# ЗАДАНИЕ 1:
Перепишите строки записей от самого начала до строки с «bore-option-row: 100:100mm125:125mm <box>110» включительно, заменив «table-cell» на «table-item» и не трогая остальное. Выведите только эти строки.

# ИСХОДНЫЙ ФРАГМЕНТ:
'''
Зона opus posth, или Рождение новой реальности

Однако судить о произведении имеет право не один только автор. Сам автор выносит созданное им произведение на «суд публики». Этот суд публики может совпадать или не совпадать с судом автора, но это отдельная тема, и, не касаясь ее, мы укажем лишь на то, что произведение создается с одной единственной целью, а именно для того, чтобы быть услышанным и оцененным кем–то «со стороны». Причем этот «кто–то со стороны» должен полностью отдаться процессу слушания или восприятия. Во время звучания музыкального произведения он не должен молиться, танцевать, маршировать, пить вино или совершать какие–либо ритуалы. Он должен полностью выключиться из жизненного потока и стать только слушателем или, по выражению Кандинского, только «воспринимателем». Он должен превратиться в парализованного кузена из новеллы Гофмана. Эта функция слушателя узаконивается и обретает материальные формы в виде специальных сидячих мест, заполняющих концертный зал, сидя на которых, слушатели должны соблюдать благоговейную тишину, не кашлять и не шуршать программками, с тем чтобы только по окончании звучания произведения бурно выразить свое мнение хлопками или свистом. Для того чтобы обслужить слушателей, сооружается масса специальных помещений и создается масса специальных учреждений и институтов, предоставляющих постоянную возможность прослушивания музыкальных произведений. Все это позволяет говорить о том, что в контексте opus–музыки понятие «слушатель» так же, как и понятие «автор», становится субстанционально наполненным и институционально обеспеченным.

Здесь самое время напомнить о том, что субстанциональность и институциональность акта слушания связаны прежде всего с повышением значения коммуникационной функции процесса звучания в opus–музыке и конкретно с тем, что музыкальная структура начинает пониматься как авторское высказывание, как сообщение или послание, которое уже самим фактом своего существования подразумевает наличие адресата. Но если музыкальное произведение начинает пониматься как высказывание, то и текст, фиксирующий это произведение, должен подчиняться тем же законам, которым подчиняется структура всякого высказывания, а именно законам грамматики, риторики и диалектики. И в самом деле, теория opus–музыки начинает изобиловать такими терминами, как «фраза», «предложение», «период», «тема», «цезура», «вступление», «заключение» и тому подобными понятиями, применяемыми при анализе словесных текстов. Сама музыкальная форма начинает трактоваться как иерархически выстроенная последовательность разделов, обусловленных, как сказал бы Фуко, «порядком тождества и серии различий». Достаточно взглянуть на схему трехчастной формы — АВА, или на схему формы рондо — ABACADAFA, чтобы убедиться в этом. Однако апогеем торжества «порядка тождества и серии различий» является сонатная форма бетховенского типа. Вообще сонатная форма представляет собой квинтэссенцию opus–музыки. Можно сказать, что в сонатной форме opus–музыка достигла максимума своего самопознания и самовыражения. Ведь где находят свое разрешение такие проблемы, как «форма — содержание», «означаемое — означающее», «тождество — различие», «автор — слушатель», как не в диалектическом единстве противоположностей главной и побочной партии или в том результате, который обретают они в репризе, пройдя через горнило разработки?
'''
# ИСХОДНЫЕ ДАННЫЕ:
'''
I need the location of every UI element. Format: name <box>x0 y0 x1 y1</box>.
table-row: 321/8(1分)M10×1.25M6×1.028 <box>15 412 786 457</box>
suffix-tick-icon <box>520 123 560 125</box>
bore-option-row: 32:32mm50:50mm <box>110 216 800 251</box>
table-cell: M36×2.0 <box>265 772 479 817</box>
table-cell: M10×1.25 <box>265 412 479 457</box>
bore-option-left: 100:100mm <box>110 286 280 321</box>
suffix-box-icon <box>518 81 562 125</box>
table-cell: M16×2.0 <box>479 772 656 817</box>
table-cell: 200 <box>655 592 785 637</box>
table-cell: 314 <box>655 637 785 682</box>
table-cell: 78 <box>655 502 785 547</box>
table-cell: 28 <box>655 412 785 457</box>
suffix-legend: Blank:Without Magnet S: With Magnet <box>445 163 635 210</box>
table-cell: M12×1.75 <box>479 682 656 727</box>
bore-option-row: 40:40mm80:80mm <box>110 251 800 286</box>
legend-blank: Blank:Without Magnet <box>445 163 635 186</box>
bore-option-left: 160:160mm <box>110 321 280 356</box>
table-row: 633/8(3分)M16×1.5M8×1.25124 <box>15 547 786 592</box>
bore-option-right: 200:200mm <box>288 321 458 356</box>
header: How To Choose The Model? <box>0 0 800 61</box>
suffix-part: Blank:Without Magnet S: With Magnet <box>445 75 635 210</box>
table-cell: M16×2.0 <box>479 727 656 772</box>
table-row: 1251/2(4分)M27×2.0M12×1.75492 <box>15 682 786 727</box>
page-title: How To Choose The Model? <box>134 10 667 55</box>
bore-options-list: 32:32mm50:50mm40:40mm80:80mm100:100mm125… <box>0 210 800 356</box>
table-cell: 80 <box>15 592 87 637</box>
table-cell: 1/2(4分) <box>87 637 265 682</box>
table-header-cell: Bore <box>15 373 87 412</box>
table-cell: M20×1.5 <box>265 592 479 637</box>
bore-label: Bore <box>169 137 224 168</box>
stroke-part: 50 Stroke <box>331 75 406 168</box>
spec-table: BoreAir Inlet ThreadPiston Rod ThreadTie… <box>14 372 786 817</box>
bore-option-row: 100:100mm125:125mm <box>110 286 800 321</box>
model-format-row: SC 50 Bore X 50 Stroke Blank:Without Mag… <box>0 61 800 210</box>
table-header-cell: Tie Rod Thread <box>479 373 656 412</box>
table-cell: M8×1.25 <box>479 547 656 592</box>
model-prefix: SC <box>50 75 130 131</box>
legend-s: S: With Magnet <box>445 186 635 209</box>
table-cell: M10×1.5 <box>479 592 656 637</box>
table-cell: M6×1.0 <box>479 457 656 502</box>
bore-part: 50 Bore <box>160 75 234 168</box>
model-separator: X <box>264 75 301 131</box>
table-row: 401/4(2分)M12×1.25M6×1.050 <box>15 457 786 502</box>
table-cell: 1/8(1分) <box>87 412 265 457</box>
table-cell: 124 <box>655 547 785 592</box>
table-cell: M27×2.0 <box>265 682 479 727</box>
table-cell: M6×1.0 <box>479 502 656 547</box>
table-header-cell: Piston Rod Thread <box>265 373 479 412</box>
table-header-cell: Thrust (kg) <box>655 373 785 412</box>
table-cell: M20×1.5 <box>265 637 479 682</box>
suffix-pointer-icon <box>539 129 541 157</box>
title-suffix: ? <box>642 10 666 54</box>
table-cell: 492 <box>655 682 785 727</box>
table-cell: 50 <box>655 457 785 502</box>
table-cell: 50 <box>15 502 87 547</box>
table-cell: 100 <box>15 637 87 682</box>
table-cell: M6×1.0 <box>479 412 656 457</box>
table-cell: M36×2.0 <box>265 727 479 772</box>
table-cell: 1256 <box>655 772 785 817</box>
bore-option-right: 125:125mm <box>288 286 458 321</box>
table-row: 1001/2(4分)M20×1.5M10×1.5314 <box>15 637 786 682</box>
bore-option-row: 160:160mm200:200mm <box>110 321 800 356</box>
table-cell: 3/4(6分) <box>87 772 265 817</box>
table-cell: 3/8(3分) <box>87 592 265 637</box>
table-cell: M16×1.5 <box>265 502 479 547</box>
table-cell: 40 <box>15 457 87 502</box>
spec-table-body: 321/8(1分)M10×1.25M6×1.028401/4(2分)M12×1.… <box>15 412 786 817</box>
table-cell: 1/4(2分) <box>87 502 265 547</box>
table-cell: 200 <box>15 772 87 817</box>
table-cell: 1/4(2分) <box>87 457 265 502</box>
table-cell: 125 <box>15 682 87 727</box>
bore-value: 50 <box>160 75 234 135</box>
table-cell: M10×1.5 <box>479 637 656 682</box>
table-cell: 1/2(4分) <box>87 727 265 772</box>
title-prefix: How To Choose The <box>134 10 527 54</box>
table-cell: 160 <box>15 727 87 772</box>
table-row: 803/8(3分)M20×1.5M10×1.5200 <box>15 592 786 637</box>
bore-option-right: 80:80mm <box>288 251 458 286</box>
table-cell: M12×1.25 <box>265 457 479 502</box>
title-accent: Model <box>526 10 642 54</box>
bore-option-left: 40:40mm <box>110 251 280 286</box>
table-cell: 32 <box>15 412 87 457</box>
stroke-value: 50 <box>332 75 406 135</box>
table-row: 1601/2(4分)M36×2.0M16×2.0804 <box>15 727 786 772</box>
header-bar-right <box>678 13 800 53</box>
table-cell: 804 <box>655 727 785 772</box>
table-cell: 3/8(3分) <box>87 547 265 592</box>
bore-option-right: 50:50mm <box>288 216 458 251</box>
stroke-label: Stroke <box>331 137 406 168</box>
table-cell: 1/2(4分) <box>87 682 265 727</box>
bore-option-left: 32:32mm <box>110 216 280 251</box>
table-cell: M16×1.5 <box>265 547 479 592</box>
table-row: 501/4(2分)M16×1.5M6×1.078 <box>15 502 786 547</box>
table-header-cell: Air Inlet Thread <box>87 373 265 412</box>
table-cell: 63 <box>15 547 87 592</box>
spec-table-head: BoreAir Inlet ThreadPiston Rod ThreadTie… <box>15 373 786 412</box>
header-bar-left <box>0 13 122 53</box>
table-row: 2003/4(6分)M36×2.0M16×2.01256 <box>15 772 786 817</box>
'''
# ЗАДАНИЕ 2:
Согласуются ли с фрагментом об opus-музыке утверждения (a), (b) и (c)? На каждое ответьте «да» или «нет» и приведите точную цитату из фрагмента, которая это решает.
(a) Во время звучания произведения слушатель должен полностью выключиться из жизненного потока.
(b) Квинтэссенцией opus-музыки названа форма рондо.
(c) Слушатели выражают свое мнение хлопками или свистом прямо во время звучания произведения.

# РЕЗУЛЬТАТ ВЫПОЛНЕНИЯ 1:
I need the location of every UI element. Format: name <box>x0 y0 x1 y1</box>.
table-row: 321/8(1分)M10×1.25M6×1.028 <box>15 412 786 457</box>
suffix-tick-icon <box>520 123 560 125</box>
bore-option-row: 32:32mm50:50mm <box>110 216 800 251</box>
table-item: M36×2.0 <box>265 772 479 817</box>
table-item: M10×1.25 <box>265 412 479 457</box>
bore-option-left: 100:100mm <box>110 286 280 321</box>
suffix-box-icon <box>518 81 562 125</box>
table-item: M16×2.0 <box>479 772 656 817</box>
table-item: 200 <box>655 592 785 637</box>
table-item: 314 <box>655 637 785 682</box>
table-item: 78 <box>655 502 785 547</box>
table-item: 28 <box>655 412 785 457</box>
suffix-legend: Blank:Without Magnet S: With Magnet <box>445 163 635 210</box>
table-item: M12×1.75 <box>479 682 656 727</box>
bore-option-row: 40:40mm80:80mm <box>110 251 800 286</box>
legend-blank: Blank:Without Magnet <box>445 163 635 186</box>
bore-option-left: 160:160mm <box>110 321 280 356</box>
table-row: 633/8(3分)M16×1.5M8×1.25124 <box>15 547 786 592</box>
bore-option-right: 200:200mm <box>288 321 458 356</box>
header: How To Choose The Model? <box>0 0 800 61</box>
suffix-part: Blank:Without Magnet S: With Magnet <box>445 75 635 210</box>
table-item: M16×2.0 <box>479 727 656 772</box>
table-row: 1251/2(4分)M27×2.0M12×1.75492 <box>15 682 786 727</box>
page-title: How To Choose The Model? <box>134 10 667 55</box>
bore-options-list: 32:32mm50:50mm40:40mm80:80mm100:100mm125… <box>0 210 800 356</box>
table-item: 80 <box>15 592 87 637</box>
table-item: 1/2(4分) <box>87 637 265 682</box>
table-header-cell: Bore <box>15 373 87 412</box>
table-item: M20×1.5 <box>265 592 479 637</box>
bore-label: Bore <box>169 137 224 168</box>
stroke-part: 50 Stroke <box>331 75 406 168</box>
spec-table: BoreAir Inlet ThreadPiston Rod ThreadTie… <box>14 372 786 817</box>
bore-option-row: 100:100mm125:125mm <box>110 286 800 321</box>

# РЕЗУЛЬТАТ ВЫПОЛНЕНИЯ 2:
(a) Да: «Он должен полностью выключиться из жизненного потока и стать только слушателем».
(b) Нет: «Вообще сонатная форма представляет собой квинтэссенцию opus–музыки».
(c) Нет: «только по окончании звучания произведения бурно выразить свое мнение хлопками или свистом».